### Exercise objective
Narrow the data below down to the lines containing "JSON".

begin

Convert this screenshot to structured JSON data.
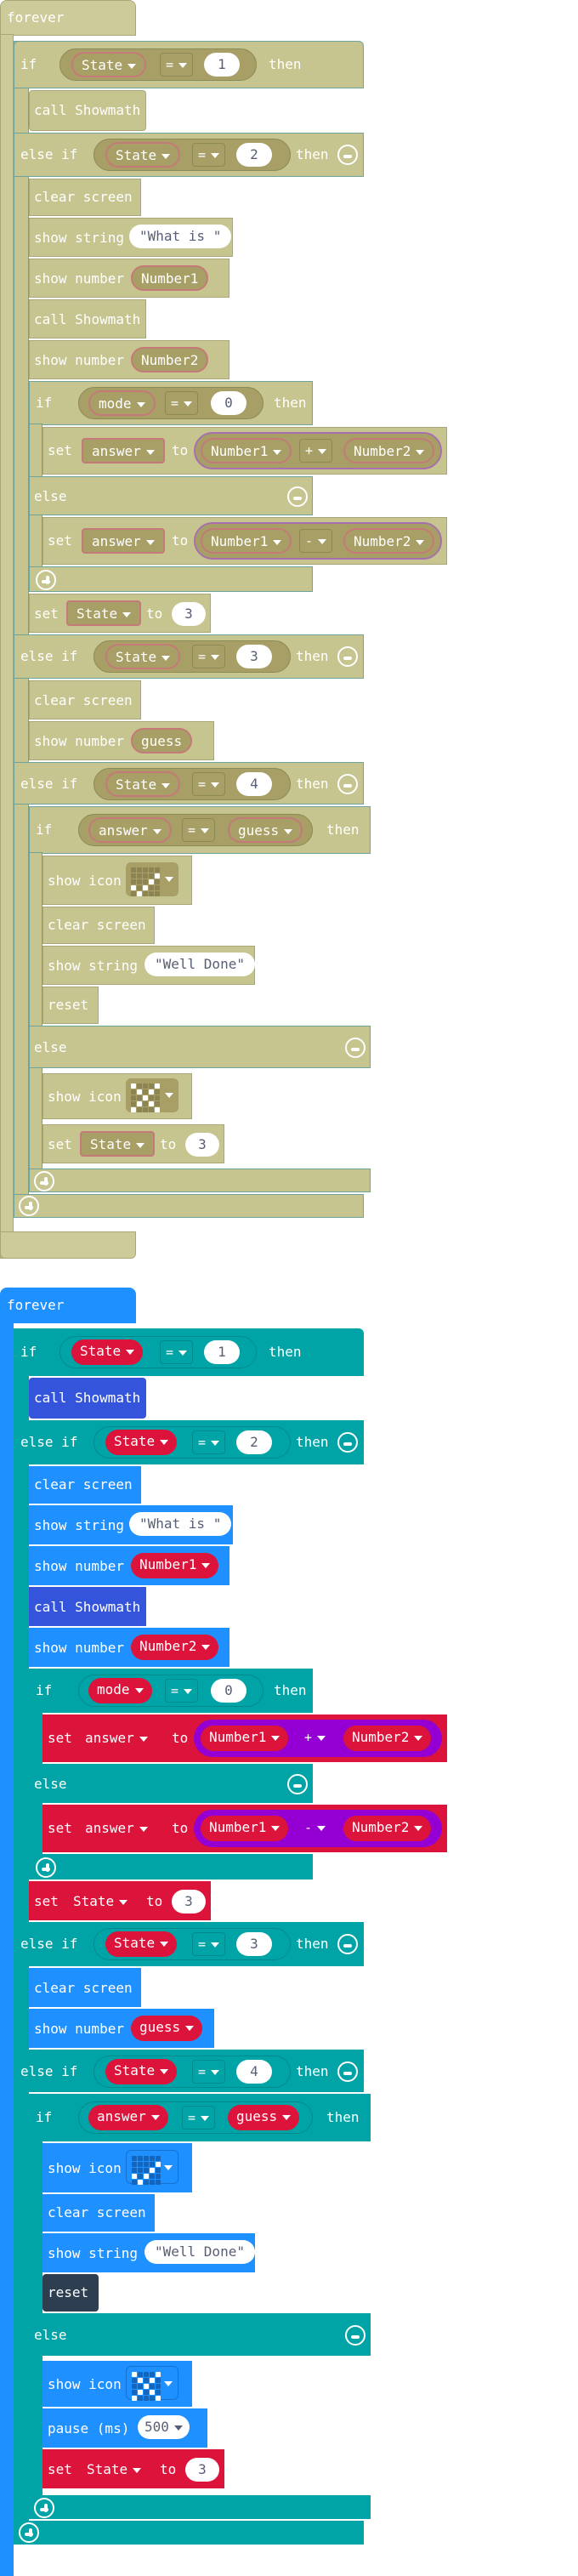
{
  "labels": {
    "forever": "forever",
    "if": "if",
    "else_if": "else if",
    "else": "else",
    "then": "then",
    "call": "call",
    "set": "set",
    "to": "to",
    "show_string": "show string",
    "show_number": "show number",
    "show_icon": "show icon",
    "clear_screen": "clear screen",
    "reset": "reset",
    "pause_ms": "pause (ms)"
  },
  "values": {
    "state_var": "State",
    "mode_var": "mode",
    "answer_var": "answer",
    "guess_var": "guess",
    "number1_var": "Number1",
    "number2_var": "Number2",
    "function_name": "Showmath",
    "eq": "=",
    "plus": "+",
    "minus": "-",
    "n0": "0",
    "n1": "1",
    "n2": "2",
    "n3": "3",
    "n4": "4",
    "n500": "500",
    "what_is": "\"What is \"",
    "well_done": "\"Well Done\""
  },
  "colors": {
    "plain_loop": "#cdcb9a",
    "plain_block": "#c6c48f",
    "plain_var": "#a79f65",
    "loops": "#1e90ff",
    "logic": "#00a4a6",
    "functions": "#3455db",
    "variables": "#dc143c",
    "math": "#9400d3",
    "game": "#2c3e50"
  },
  "icons": {
    "remove": "minus-circle-icon",
    "add": "plus-circle-icon",
    "dropdown": "caret-down-icon",
    "led_diagonal": "led-diagonal-icon",
    "led_x": "led-x-icon"
  }
}
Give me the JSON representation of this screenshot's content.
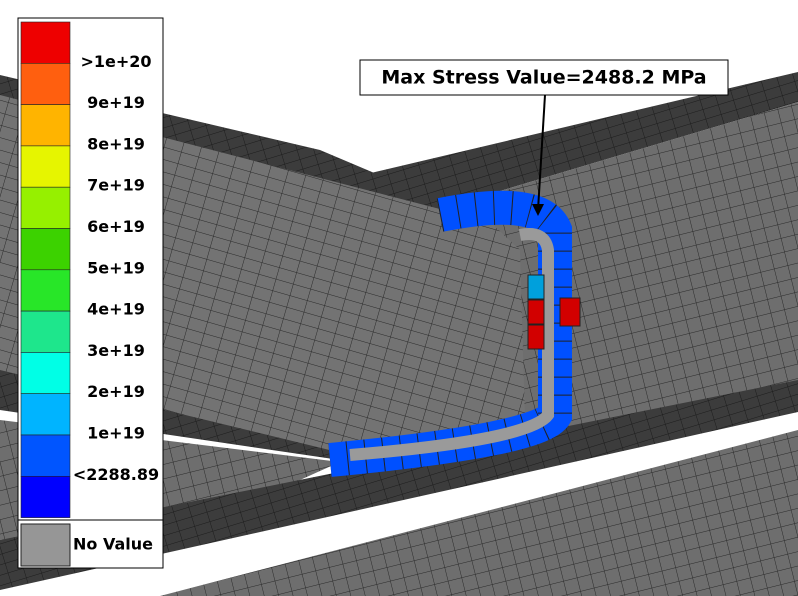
{
  "legend": {
    "levels": [
      {
        "color": "#ee0000"
      },
      {
        "color": "#ff5f0f"
      },
      {
        "color": "#ffb400"
      },
      {
        "color": "#e6f500"
      },
      {
        "color": "#96f000"
      },
      {
        "color": "#3cd200"
      },
      {
        "color": "#28e628"
      },
      {
        "color": "#1ee68c"
      },
      {
        "color": "#00ffe6"
      },
      {
        "color": "#00b4ff"
      },
      {
        "color": "#0055ff"
      },
      {
        "color": "#0000ff"
      }
    ],
    "labels": [
      ">1e+20",
      "9e+19",
      "8e+19",
      "7e+19",
      "6e+19",
      "5e+19",
      "4e+19",
      "3e+19",
      "2e+19",
      "1e+19",
      "<2288.89"
    ],
    "no_value": {
      "color": "#969696",
      "label": "No Value"
    }
  },
  "annotation": {
    "text": "Max Stress Value=2488.2 MPa"
  }
}
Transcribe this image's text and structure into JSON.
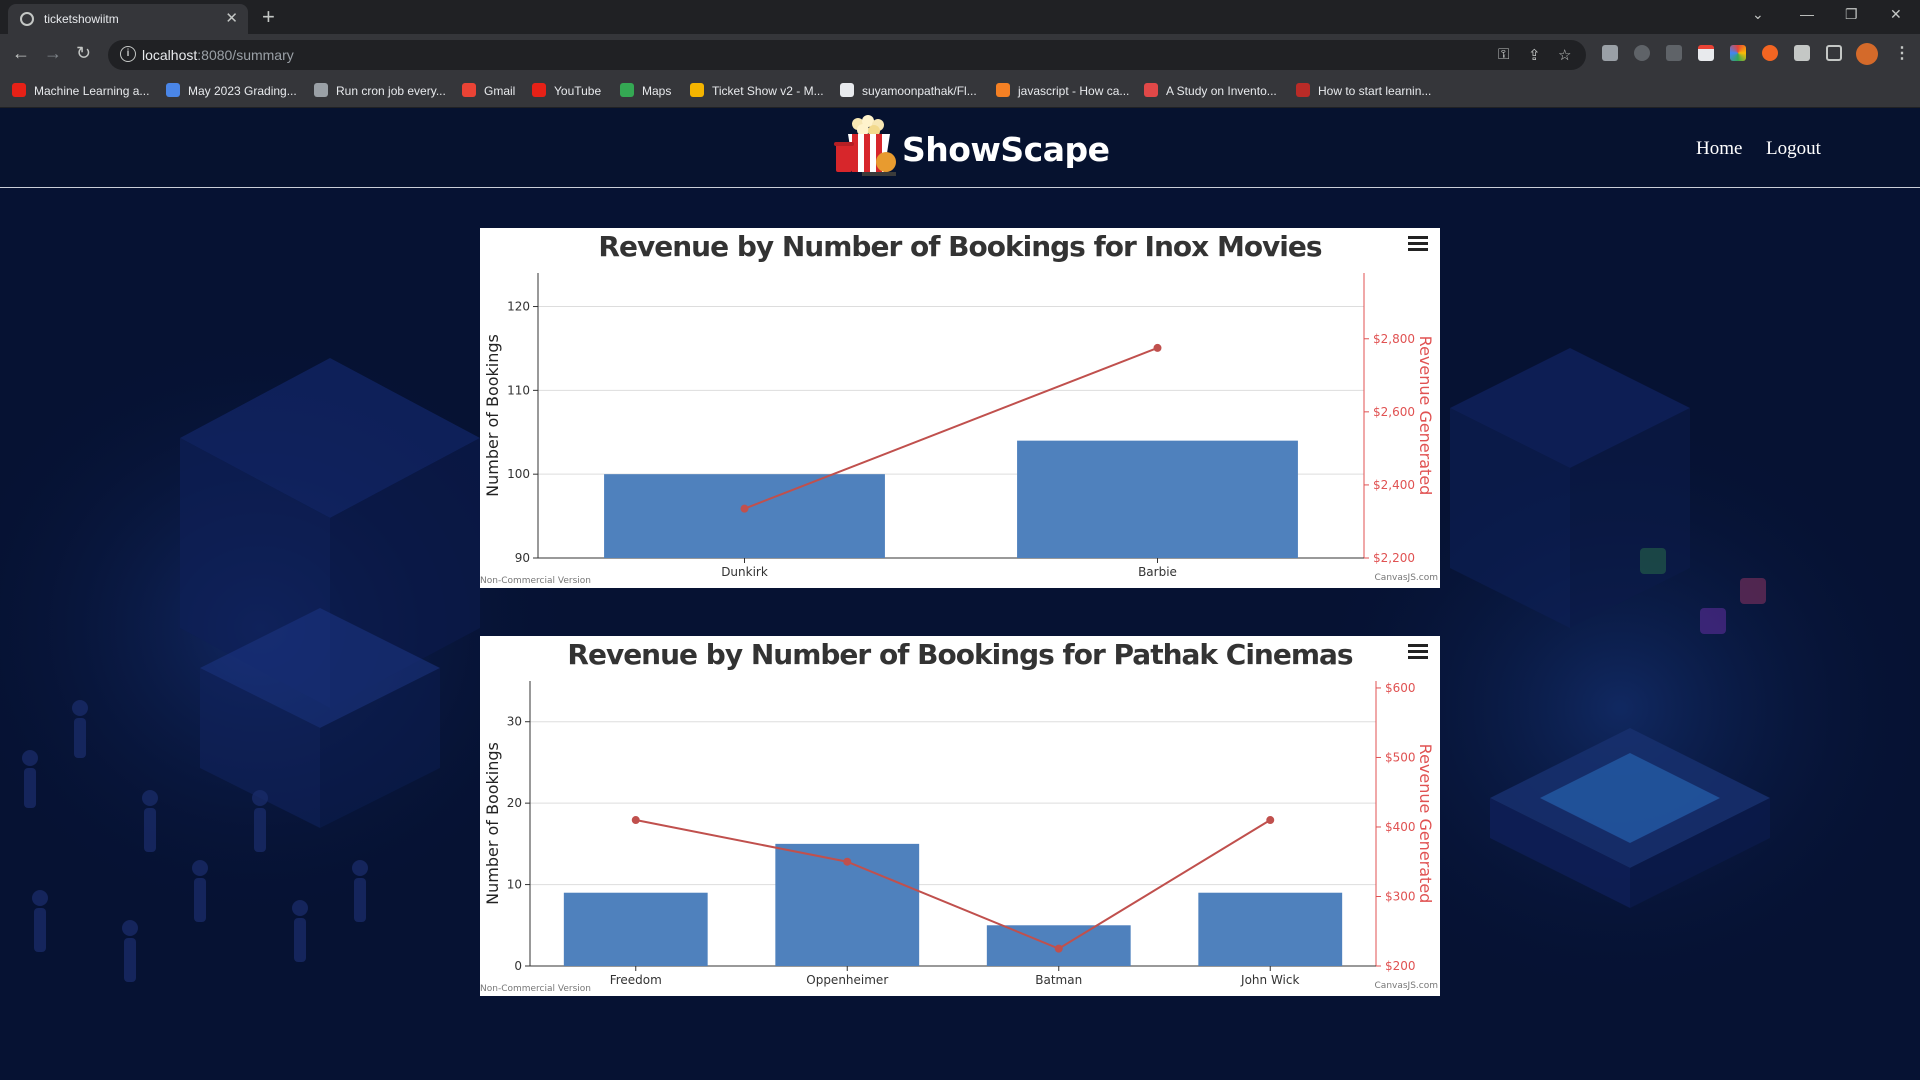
{
  "browser": {
    "tab_title": "ticketshowiitm",
    "url_host": "localhost",
    "url_rest": ":8080/summary",
    "bookmarks": [
      {
        "label": "Machine Learning a...",
        "color": "#e62117"
      },
      {
        "label": "May 2023 Grading...",
        "color": "#4a86e8"
      },
      {
        "label": "Run cron job every...",
        "color": "#9aa0a6"
      },
      {
        "label": "Gmail",
        "color": "#ea4335"
      },
      {
        "label": "YouTube",
        "color": "#e62117"
      },
      {
        "label": "Maps",
        "color": "#34a853"
      },
      {
        "label": "Ticket Show v2 - M...",
        "color": "#f4b400"
      },
      {
        "label": "suyamoonpathak/Fl...",
        "color": "#e8eaed"
      },
      {
        "label": "javascript - How ca...",
        "color": "#f48024"
      },
      {
        "label": "A Study on Invento...",
        "color": "#e04848"
      },
      {
        "label": "How to start learnin...",
        "color": "#b92b27"
      }
    ]
  },
  "site": {
    "brand": "ShowScape",
    "nav": {
      "home": "Home",
      "logout": "Logout"
    }
  },
  "chart_data": [
    {
      "type": "bar",
      "title": "Revenue by Number of Bookings for Inox Movies",
      "categories": [
        "Dunkirk",
        "Barbie"
      ],
      "series": [
        {
          "type": "bar",
          "axis": "left",
          "values": [
            100,
            104
          ]
        },
        {
          "type": "line",
          "axis": "right",
          "values": [
            2335,
            2775
          ]
        }
      ],
      "ylabel": "Number of Bookings",
      "ylabel_right": "Revenue Generated",
      "ylim": [
        90,
        124
      ],
      "yticks": [
        90,
        100,
        110,
        120
      ],
      "ylim_right": [
        2200,
        2980
      ],
      "yticks_right": [
        2200,
        2400,
        2600,
        2800
      ],
      "yticks_right_labels": [
        "$2,200",
        "$2,400",
        "$2,600",
        "$2,800"
      ],
      "grid": true,
      "colors": {
        "bar": "#4f81bd",
        "line": "#c0504d",
        "right_axis": "#e05252"
      },
      "credit_left": "Non-Commercial Version",
      "credit_right": "CanvasJS.com"
    },
    {
      "type": "bar",
      "title": "Revenue by Number of Bookings for Pathak Cinemas",
      "categories": [
        "Freedom",
        "Oppenheimer",
        "Batman",
        "John Wick"
      ],
      "series": [
        {
          "type": "bar",
          "axis": "left",
          "values": [
            9,
            15,
            5,
            9
          ]
        },
        {
          "type": "line",
          "axis": "right",
          "values": [
            410,
            350,
            225,
            410
          ]
        }
      ],
      "ylabel": "Number of Bookings",
      "ylabel_right": "Revenue Generated",
      "ylim": [
        0,
        35
      ],
      "yticks": [
        0,
        10,
        20,
        30
      ],
      "ylim_right": [
        200,
        610
      ],
      "yticks_right": [
        200,
        300,
        400,
        500,
        600
      ],
      "yticks_right_labels": [
        "$200",
        "$300",
        "$400",
        "$500",
        "$600"
      ],
      "grid": true,
      "colors": {
        "bar": "#4f81bd",
        "line": "#c0504d",
        "right_axis": "#e05252"
      },
      "credit_left": "Non-Commercial Version",
      "credit_right": "CanvasJS.com"
    }
  ]
}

end

### Reply
Convert this screenshot to structured JSON data.
Give me the JSON representation of this screenshot's content.
Transcribe this image's text and structure into JSON.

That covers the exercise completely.